### Stated problem
Set out each line from the following listing that includes the word "하옵소서".

### Supplied data
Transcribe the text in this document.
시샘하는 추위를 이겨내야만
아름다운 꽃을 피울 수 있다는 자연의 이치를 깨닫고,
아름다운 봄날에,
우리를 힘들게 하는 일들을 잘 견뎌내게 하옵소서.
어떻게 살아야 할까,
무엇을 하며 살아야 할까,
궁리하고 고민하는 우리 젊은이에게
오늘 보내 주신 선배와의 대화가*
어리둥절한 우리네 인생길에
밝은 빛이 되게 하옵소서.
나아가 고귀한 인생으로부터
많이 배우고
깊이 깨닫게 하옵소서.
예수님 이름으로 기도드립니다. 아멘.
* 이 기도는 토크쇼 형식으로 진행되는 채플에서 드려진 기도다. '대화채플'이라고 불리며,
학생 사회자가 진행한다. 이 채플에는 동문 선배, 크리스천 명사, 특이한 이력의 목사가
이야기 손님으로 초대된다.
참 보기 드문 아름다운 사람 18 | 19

### Correct answer
우리를 힘들게 하는 일들을 잘 견뎌내게 하옵소서.
밝은 빛이 되게 하옵소서.
깊이 깨닫게 하옵소서.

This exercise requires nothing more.